| WRITTEN EXERCISE |
Each line that follows is to be retyped exactly.

——

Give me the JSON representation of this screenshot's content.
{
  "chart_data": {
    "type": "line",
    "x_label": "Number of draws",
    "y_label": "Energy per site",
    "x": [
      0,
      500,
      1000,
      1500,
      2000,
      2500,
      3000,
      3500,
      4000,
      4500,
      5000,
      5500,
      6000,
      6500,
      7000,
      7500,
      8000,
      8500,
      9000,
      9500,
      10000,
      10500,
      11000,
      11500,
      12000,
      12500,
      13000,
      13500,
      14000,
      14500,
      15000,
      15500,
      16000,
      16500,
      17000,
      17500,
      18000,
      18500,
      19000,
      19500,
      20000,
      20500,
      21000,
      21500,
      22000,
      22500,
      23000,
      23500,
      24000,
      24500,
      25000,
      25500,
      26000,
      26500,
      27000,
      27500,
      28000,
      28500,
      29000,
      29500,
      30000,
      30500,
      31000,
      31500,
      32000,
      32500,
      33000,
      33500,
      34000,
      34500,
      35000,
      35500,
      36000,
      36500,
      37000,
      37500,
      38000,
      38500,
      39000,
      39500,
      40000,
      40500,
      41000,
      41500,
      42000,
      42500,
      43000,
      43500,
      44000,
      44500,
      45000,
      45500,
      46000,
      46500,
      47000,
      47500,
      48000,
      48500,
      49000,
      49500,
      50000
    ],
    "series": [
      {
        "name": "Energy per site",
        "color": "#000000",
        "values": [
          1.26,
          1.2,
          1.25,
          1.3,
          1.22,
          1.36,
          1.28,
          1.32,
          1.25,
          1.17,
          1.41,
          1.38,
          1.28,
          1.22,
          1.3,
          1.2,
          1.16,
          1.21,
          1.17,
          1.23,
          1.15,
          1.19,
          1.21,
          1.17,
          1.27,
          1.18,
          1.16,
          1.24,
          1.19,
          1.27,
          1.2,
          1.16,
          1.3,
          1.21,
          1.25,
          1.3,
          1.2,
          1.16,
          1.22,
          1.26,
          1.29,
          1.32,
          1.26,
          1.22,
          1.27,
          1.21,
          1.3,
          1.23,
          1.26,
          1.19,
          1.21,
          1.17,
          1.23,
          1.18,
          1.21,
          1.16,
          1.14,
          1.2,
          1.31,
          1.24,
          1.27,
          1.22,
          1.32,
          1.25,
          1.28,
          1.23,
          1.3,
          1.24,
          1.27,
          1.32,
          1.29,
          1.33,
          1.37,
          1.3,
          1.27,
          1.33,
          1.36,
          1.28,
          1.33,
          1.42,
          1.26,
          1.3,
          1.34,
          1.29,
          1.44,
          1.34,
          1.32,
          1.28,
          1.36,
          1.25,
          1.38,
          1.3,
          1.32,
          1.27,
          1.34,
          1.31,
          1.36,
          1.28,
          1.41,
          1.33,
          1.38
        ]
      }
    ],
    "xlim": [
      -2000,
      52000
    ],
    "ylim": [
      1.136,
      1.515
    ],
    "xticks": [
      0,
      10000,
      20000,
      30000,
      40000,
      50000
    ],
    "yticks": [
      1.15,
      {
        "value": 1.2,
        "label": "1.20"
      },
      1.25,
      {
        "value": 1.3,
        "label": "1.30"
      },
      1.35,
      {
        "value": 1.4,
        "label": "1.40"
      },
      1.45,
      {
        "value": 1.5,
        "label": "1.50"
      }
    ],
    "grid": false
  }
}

——

| WRITTEN SOLUTION |
Give me the JSON representation of this screenshot's content.
{
  "chart_data": {
    "type": "line",
    "x_label": "Number of draws",
    "y_label": "Energy per site",
    "x": [
      0,
      500,
      1000,
      1500,
      2000,
      2500,
      3000,
      3500,
      4000,
      4500,
      5000,
      5500,
      6000,
      6500,
      7000,
      7500,
      8000,
      8500,
      9000,
      9500,
      10000,
      10500,
      11000,
      11500,
      12000,
      12500,
      13000,
      13500,
      14000,
      14500,
      15000,
      15500,
      16000,
      16500,
      17000,
      17500,
      18000,
      18500,
      19000,
      19500,
      20000,
      20500,
      21000,
      21500,
      22000,
      22500,
      23000,
      23500,
      24000,
      24500,
      25000,
      25500,
      26000,
      26500,
      27000,
      27500,
      28000,
      28500,
      29000,
      29500,
      30000,
      30500,
      31000,
      31500,
      32000,
      32500,
      33000,
      33500,
      34000,
      34500,
      35000,
      35500,
      36000,
      36500,
      37000,
      37500,
      38000,
      38500,
      39000,
      39500,
      40000,
      40500,
      41000,
      41500,
      42000,
      42500,
      43000,
      43500,
      44000,
      44500,
      45000,
      45500,
      46000,
      46500,
      47000,
      47500,
      48000,
      48500,
      49000,
      49500,
      50000
    ],
    "series": [
      {
        "name": "Energy per site",
        "color": "#000000",
        "values": [
          1.26,
          1.2,
          1.25,
          1.3,
          1.22,
          1.36,
          1.28,
          1.32,
          1.25,
          1.17,
          1.41,
          1.38,
          1.28,
          1.22,
          1.3,
          1.2,
          1.16,
          1.21,
          1.17,
          1.23,
          1.15,
          1.19,
          1.21,
          1.17,
          1.27,
          1.18,
          1.16,
          1.24,
          1.19,
          1.27,
          1.2,
          1.16,
          1.3,
          1.21,
          1.25,
          1.3,
          1.2,
          1.16,
          1.22,
          1.26,
          1.29,
          1.32,
          1.26,
          1.22,
          1.27,
          1.21,
          1.3,
          1.23,
          1.26,
          1.19,
          1.21,
          1.17,
          1.23,
          1.18,
          1.21,
          1.16,
          1.14,
          1.2,
          1.31,
          1.24,
          1.27,
          1.22,
          1.32,
          1.25,
          1.28,
          1.23,
          1.3,
          1.24,
          1.27,
          1.32,
          1.29,
          1.33,
          1.37,
          1.3,
          1.27,
          1.33,
          1.36,
          1.28,
          1.33,
          1.42,
          1.26,
          1.3,
          1.34,
          1.29,
          1.44,
          1.34,
          1.32,
          1.28,
          1.36,
          1.25,
          1.38,
          1.3,
          1.32,
          1.27,
          1.34,
          1.31,
          1.36,
          1.28,
          1.41,
          1.33,
          1.38
        ]
      }
    ],
    "xlim": [
      -2000,
      52000
    ],
    "ylim": [
      1.136,
      1.515
    ],
    "xticks": [
      0,
      10000,
      20000,
      30000,
      40000,
      50000
    ],
    "yticks": [
      1.15,
      {
        "value": 1.2,
        "label": "1.20"
      },
      1.25,
      {
        "value": 1.3,
        "label": "1.30"
      },
      1.35,
      {
        "value": 1.4,
        "label": "1.40"
      },
      1.45,
      {
        "value": 1.5,
        "label": "1.50"
      }
    ],
    "grid": false
  }
}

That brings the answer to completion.